▶ **Task brief**
Look below. Copy each line that has "this" in it.

▶ **Dataset records**
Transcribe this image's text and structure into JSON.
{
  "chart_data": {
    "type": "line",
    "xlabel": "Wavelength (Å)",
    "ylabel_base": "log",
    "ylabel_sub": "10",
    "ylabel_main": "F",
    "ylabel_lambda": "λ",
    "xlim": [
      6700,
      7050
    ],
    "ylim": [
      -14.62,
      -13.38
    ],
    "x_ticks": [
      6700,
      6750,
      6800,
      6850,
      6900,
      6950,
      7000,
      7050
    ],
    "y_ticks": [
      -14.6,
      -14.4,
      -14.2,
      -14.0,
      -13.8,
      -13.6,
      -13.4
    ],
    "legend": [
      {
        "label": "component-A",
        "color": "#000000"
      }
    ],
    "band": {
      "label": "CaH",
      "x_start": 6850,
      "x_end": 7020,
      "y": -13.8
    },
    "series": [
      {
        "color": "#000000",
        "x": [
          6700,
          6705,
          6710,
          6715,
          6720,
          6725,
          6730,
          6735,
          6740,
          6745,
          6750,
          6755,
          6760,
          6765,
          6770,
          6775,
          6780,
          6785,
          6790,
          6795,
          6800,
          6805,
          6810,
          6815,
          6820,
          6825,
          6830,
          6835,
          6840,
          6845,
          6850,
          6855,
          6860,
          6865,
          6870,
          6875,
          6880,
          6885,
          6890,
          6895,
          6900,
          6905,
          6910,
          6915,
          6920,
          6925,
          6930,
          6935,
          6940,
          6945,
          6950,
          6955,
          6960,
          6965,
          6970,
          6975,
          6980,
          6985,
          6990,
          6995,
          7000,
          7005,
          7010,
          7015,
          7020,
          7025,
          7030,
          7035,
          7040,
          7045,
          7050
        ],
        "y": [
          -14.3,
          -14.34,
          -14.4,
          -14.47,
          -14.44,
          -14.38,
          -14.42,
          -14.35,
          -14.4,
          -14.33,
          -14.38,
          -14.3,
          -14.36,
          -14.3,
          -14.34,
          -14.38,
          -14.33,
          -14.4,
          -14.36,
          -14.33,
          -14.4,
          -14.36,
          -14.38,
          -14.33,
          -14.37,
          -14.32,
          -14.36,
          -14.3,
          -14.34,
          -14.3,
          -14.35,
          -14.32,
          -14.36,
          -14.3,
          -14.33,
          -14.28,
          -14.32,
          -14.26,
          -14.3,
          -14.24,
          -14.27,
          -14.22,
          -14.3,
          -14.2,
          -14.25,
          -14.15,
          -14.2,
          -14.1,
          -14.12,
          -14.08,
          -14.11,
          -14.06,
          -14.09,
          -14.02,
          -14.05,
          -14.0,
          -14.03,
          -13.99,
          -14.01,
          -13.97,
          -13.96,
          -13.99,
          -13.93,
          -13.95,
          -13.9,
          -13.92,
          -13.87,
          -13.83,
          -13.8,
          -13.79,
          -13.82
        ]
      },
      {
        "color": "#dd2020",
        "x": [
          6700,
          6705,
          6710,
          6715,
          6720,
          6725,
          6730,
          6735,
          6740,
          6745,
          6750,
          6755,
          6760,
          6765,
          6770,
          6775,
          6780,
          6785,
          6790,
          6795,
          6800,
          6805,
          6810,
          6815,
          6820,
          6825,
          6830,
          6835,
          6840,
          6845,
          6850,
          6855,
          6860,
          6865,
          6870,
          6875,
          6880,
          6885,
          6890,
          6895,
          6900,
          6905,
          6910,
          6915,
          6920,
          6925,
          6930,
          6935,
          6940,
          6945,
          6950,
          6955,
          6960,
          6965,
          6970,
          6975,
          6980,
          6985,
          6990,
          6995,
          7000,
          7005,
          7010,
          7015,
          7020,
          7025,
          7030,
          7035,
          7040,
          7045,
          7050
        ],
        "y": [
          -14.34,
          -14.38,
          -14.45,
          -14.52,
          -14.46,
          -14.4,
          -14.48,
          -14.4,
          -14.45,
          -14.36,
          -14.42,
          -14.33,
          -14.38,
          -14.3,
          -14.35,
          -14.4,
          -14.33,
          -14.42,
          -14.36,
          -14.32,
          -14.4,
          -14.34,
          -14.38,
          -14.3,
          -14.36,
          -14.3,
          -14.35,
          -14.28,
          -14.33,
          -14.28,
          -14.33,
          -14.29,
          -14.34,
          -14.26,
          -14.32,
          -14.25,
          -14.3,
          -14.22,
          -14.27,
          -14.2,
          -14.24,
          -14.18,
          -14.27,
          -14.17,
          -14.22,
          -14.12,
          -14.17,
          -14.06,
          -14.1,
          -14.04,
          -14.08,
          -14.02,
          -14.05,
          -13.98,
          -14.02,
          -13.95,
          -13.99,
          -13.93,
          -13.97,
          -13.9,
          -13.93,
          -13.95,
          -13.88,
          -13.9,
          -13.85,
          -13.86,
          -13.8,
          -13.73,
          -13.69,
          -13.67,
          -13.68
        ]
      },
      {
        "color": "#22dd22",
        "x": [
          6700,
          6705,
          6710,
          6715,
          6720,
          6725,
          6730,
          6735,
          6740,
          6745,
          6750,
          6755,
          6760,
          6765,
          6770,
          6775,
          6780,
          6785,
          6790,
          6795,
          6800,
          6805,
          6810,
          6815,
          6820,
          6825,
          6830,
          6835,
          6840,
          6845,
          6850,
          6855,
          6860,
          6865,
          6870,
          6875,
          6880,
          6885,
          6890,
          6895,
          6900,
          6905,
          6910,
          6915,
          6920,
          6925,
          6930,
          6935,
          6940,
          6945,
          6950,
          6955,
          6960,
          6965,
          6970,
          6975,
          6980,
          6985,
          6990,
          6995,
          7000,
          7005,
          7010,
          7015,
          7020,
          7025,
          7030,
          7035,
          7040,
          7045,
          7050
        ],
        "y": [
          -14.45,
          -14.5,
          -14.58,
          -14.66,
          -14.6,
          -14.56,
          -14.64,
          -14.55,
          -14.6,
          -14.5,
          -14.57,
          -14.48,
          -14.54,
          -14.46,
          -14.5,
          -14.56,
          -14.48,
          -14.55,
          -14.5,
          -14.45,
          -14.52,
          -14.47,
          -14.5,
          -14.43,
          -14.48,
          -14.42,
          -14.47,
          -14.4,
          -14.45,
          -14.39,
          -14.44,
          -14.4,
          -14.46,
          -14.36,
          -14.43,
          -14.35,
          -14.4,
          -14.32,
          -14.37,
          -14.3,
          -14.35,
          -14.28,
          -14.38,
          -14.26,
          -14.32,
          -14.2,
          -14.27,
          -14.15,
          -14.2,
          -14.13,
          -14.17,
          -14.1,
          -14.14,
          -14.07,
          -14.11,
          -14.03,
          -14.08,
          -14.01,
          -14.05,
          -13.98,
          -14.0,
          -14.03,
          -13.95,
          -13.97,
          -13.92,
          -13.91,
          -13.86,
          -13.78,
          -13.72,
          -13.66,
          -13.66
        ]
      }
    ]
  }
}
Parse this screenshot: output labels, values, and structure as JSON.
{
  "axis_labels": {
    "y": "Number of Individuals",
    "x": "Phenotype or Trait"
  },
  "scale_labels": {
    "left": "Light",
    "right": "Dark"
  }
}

▶ **Problem solution**
Transcribe this image's text and structure into JSON.
Parse this screenshot: output labels, values, and structure as JSON.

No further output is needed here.